- Work required
Give every line below again, exactly.

- Records for this task
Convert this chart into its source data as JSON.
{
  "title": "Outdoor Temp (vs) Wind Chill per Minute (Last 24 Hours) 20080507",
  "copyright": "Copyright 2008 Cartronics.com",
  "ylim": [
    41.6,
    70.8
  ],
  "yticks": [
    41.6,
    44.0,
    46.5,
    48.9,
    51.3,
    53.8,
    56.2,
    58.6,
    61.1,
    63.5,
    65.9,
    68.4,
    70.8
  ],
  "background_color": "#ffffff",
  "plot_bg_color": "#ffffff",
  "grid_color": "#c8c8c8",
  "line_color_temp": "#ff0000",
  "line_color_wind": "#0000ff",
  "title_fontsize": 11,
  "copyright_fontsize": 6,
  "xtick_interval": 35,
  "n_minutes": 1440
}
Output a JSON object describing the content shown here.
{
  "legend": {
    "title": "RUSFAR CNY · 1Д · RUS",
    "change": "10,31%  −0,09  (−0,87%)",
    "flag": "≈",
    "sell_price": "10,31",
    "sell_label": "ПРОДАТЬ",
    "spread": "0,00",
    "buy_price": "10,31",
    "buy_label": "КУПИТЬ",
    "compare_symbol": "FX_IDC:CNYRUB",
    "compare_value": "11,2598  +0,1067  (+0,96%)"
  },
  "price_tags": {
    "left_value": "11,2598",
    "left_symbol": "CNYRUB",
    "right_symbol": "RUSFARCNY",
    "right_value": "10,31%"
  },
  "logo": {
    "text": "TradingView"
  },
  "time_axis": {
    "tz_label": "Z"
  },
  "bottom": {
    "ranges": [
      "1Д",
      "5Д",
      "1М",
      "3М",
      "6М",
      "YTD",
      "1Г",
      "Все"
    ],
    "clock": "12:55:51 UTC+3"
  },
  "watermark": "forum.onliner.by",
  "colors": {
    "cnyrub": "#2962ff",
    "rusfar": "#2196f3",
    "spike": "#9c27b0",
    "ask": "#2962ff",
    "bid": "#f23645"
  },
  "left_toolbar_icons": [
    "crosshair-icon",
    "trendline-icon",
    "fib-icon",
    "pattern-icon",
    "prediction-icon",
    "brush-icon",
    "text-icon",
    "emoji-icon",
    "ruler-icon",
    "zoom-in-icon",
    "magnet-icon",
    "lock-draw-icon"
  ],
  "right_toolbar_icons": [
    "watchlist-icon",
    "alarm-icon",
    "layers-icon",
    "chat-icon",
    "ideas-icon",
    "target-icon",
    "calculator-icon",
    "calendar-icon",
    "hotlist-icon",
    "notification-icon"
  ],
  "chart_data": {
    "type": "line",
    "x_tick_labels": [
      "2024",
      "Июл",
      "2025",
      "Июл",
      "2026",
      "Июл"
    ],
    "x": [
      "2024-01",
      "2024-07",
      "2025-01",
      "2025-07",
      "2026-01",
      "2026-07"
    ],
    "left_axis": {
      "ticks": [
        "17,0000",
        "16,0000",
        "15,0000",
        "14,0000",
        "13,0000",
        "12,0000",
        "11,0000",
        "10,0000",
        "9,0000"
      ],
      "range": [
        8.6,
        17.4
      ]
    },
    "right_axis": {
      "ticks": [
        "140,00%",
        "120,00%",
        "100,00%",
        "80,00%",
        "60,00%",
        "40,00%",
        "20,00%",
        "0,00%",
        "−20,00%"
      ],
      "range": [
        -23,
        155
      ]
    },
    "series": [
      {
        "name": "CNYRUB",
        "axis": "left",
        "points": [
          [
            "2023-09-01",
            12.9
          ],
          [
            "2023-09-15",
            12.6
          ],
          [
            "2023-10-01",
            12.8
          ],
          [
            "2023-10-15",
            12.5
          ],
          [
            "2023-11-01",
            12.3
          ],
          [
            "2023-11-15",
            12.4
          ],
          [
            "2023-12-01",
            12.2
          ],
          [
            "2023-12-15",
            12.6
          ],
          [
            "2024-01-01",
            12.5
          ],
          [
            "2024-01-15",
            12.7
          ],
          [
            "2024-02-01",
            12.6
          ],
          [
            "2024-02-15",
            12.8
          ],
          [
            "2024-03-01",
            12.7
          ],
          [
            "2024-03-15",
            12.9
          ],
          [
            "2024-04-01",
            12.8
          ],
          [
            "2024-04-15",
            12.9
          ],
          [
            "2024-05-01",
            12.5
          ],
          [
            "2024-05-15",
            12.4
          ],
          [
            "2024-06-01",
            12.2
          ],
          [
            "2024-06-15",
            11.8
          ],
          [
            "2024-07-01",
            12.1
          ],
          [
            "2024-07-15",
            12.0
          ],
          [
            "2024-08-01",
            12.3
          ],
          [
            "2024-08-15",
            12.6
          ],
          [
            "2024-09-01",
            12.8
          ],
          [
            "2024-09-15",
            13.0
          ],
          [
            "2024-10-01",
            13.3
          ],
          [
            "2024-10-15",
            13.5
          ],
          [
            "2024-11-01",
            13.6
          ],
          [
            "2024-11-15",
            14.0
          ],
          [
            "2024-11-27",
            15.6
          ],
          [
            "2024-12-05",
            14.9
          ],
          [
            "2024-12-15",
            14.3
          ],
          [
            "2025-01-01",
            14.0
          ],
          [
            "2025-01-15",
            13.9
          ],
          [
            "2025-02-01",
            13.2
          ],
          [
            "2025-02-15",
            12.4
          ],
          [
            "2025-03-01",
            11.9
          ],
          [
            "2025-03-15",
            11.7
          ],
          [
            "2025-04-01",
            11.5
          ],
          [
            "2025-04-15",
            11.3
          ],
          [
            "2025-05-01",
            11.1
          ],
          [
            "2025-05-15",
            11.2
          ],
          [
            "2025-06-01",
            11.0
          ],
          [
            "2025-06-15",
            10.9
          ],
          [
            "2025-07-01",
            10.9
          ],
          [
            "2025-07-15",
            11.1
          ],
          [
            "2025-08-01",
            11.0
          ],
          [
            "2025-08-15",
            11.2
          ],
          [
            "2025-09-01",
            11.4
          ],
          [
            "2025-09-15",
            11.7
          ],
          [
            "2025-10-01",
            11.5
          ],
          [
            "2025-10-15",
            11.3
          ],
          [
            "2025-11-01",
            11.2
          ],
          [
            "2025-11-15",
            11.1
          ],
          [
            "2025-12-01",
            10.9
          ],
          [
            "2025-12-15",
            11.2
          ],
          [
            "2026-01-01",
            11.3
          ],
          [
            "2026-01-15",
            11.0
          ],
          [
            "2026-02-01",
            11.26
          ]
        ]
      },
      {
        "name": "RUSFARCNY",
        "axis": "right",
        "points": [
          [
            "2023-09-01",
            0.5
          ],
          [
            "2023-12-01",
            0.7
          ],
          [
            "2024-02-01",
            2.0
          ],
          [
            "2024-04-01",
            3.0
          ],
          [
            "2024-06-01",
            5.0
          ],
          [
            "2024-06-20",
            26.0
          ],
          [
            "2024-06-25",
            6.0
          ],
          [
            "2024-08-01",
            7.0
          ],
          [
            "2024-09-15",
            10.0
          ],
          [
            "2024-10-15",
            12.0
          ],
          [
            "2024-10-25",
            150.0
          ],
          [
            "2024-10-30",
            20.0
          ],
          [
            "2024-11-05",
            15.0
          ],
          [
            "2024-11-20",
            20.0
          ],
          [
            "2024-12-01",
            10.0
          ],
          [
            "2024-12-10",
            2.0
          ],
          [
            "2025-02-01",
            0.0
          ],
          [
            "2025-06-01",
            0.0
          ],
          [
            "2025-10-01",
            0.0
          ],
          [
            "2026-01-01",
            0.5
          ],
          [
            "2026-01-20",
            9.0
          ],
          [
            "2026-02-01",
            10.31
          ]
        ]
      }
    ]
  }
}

- The response
Convert this chart into its source data as JSON.
{
  "title": "Outdoor Temp (vs) Wind Chill per Minute (Last 24 Hours) 20080507",
  "copyright": "Copyright 2008 Cartronics.com",
  "ylim": [
    41.6,
    70.8
  ],
  "yticks": [
    41.6,
    44.0,
    46.5,
    48.9,
    51.3,
    53.8,
    56.2,
    58.6,
    61.1,
    63.5,
    65.9,
    68.4,
    70.8
  ],
  "background_color": "#ffffff",
  "plot_bg_color": "#ffffff",
  "grid_color": "#c8c8c8",
  "line_color_temp": "#ff0000",
  "line_color_wind": "#0000ff",
  "title_fontsize": 11,
  "copyright_fontsize": 6,
  "xtick_interval": 35,
  "n_minutes": 1440
}
Output a JSON object describing the content shown here.
{
  "legend": {
    "title": "RUSFAR CNY · 1Д · RUS",
    "change": "10,31%  −0,09  (−0,87%)",
    "flag": "≈",
    "sell_price": "10,31",
    "sell_label": "ПРОДАТЬ",
    "spread": "0,00",
    "buy_price": "10,31",
    "buy_label": "КУПИТЬ",
    "compare_symbol": "FX_IDC:CNYRUB",
    "compare_value": "11,2598  +0,1067  (+0,96%)"
  },
  "price_tags": {
    "left_value": "11,2598",
    "left_symbol": "CNYRUB",
    "right_symbol": "RUSFARCNY",
    "right_value": "10,31%"
  },
  "logo": {
    "text": "TradingView"
  },
  "time_axis": {
    "tz_label": "Z"
  },
  "bottom": {
    "ranges": [
      "1Д",
      "5Д",
      "1М",
      "3М",
      "6М",
      "YTD",
      "1Г",
      "Все"
    ],
    "clock": "12:55:51 UTC+3"
  },
  "watermark": "forum.onliner.by",
  "colors": {
    "cnyrub": "#2962ff",
    "rusfar": "#2196f3",
    "spike": "#9c27b0",
    "ask": "#2962ff",
    "bid": "#f23645"
  },
  "left_toolbar_icons": [
    "crosshair-icon",
    "trendline-icon",
    "fib-icon",
    "pattern-icon",
    "prediction-icon",
    "brush-icon",
    "text-icon",
    "emoji-icon",
    "ruler-icon",
    "zoom-in-icon",
    "magnet-icon",
    "lock-draw-icon"
  ],
  "right_toolbar_icons": [
    "watchlist-icon",
    "alarm-icon",
    "layers-icon",
    "chat-icon",
    "ideas-icon",
    "target-icon",
    "calculator-icon",
    "calendar-icon",
    "hotlist-icon",
    "notification-icon"
  ],
  "chart_data": {
    "type": "line",
    "x_tick_labels": [
      "2024",
      "Июл",
      "2025",
      "Июл",
      "2026",
      "Июл"
    ],
    "x": [
      "2024-01",
      "2024-07",
      "2025-01",
      "2025-07",
      "2026-01",
      "2026-07"
    ],
    "left_axis": {
      "ticks": [
        "17,0000",
        "16,0000",
        "15,0000",
        "14,0000",
        "13,0000",
        "12,0000",
        "11,0000",
        "10,0000",
        "9,0000"
      ],
      "range": [
        8.6,
        17.4
      ]
    },
    "right_axis": {
      "ticks": [
        "140,00%",
        "120,00%",
        "100,00%",
        "80,00%",
        "60,00%",
        "40,00%",
        "20,00%",
        "0,00%",
        "−20,00%"
      ],
      "range": [
        -23,
        155
      ]
    },
    "series": [
      {
        "name": "CNYRUB",
        "axis": "left",
        "points": [
          [
            "2023-09-01",
            12.9
          ],
          [
            "2023-09-15",
            12.6
          ],
          [
            "2023-10-01",
            12.8
          ],
          [
            "2023-10-15",
            12.5
          ],
          [
            "2023-11-01",
            12.3
          ],
          [
            "2023-11-15",
            12.4
          ],
          [
            "2023-12-01",
            12.2
          ],
          [
            "2023-12-15",
            12.6
          ],
          [
            "2024-01-01",
            12.5
          ],
          [
            "2024-01-15",
            12.7
          ],
          [
            "2024-02-01",
            12.6
          ],
          [
            "2024-02-15",
            12.8
          ],
          [
            "2024-03-01",
            12.7
          ],
          [
            "2024-03-15",
            12.9
          ],
          [
            "2024-04-01",
            12.8
          ],
          [
            "2024-04-15",
            12.9
          ],
          [
            "2024-05-01",
            12.5
          ],
          [
            "2024-05-15",
            12.4
          ],
          [
            "2024-06-01",
            12.2
          ],
          [
            "2024-06-15",
            11.8
          ],
          [
            "2024-07-01",
            12.1
          ],
          [
            "2024-07-15",
            12.0
          ],
          [
            "2024-08-01",
            12.3
          ],
          [
            "2024-08-15",
            12.6
          ],
          [
            "2024-09-01",
            12.8
          ],
          [
            "2024-09-15",
            13.0
          ],
          [
            "2024-10-01",
            13.3
          ],
          [
            "2024-10-15",
            13.5
          ],
          [
            "2024-11-01",
            13.6
          ],
          [
            "2024-11-15",
            14.0
          ],
          [
            "2024-11-27",
            15.6
          ],
          [
            "2024-12-05",
            14.9
          ],
          [
            "2024-12-15",
            14.3
          ],
          [
            "2025-01-01",
            14.0
          ],
          [
            "2025-01-15",
            13.9
          ],
          [
            "2025-02-01",
            13.2
          ],
          [
            "2025-02-15",
            12.4
          ],
          [
            "2025-03-01",
            11.9
          ],
          [
            "2025-03-15",
            11.7
          ],
          [
            "2025-04-01",
            11.5
          ],
          [
            "2025-04-15",
            11.3
          ],
          [
            "2025-05-01",
            11.1
          ],
          [
            "2025-05-15",
            11.2
          ],
          [
            "2025-06-01",
            11.0
          ],
          [
            "2025-06-15",
            10.9
          ],
          [
            "2025-07-01",
            10.9
          ],
          [
            "2025-07-15",
            11.1
          ],
          [
            "2025-08-01",
            11.0
          ],
          [
            "2025-08-15",
            11.2
          ],
          [
            "2025-09-01",
            11.4
          ],
          [
            "2025-09-15",
            11.7
          ],
          [
            "2025-10-01",
            11.5
          ],
          [
            "2025-10-15",
            11.3
          ],
          [
            "2025-11-01",
            11.2
          ],
          [
            "2025-11-15",
            11.1
          ],
          [
            "2025-12-01",
            10.9
          ],
          [
            "2025-12-15",
            11.2
          ],
          [
            "2026-01-01",
            11.3
          ],
          [
            "2026-01-15",
            11.0
          ],
          [
            "2026-02-01",
            11.26
          ]
        ]
      },
      {
        "name": "RUSFARCNY",
        "axis": "right",
        "points": [
          [
            "2023-09-01",
            0.5
          ],
          [
            "2023-12-01",
            0.7
          ],
          [
            "2024-02-01",
            2.0
          ],
          [
            "2024-04-01",
            3.0
          ],
          [
            "2024-06-01",
            5.0
          ],
          [
            "2024-06-20",
            26.0
          ],
          [
            "2024-06-25",
            6.0
          ],
          [
            "2024-08-01",
            7.0
          ],
          [
            "2024-09-15",
            10.0
          ],
          [
            "2024-10-15",
            12.0
          ],
          [
            "2024-10-25",
            150.0
          ],
          [
            "2024-10-30",
            20.0
          ],
          [
            "2024-11-05",
            15.0
          ],
          [
            "2024-11-20",
            20.0
          ],
          [
            "2024-12-01",
            10.0
          ],
          [
            "2024-12-10",
            2.0
          ],
          [
            "2025-02-01",
            0.0
          ],
          [
            "2025-06-01",
            0.0
          ],
          [
            "2025-10-01",
            0.0
          ],
          [
            "2026-01-01",
            0.5
          ],
          [
            "2026-01-20",
            9.0
          ],
          [
            "2026-02-01",
            10.31
          ]
        ]
      }
    ]
  }
}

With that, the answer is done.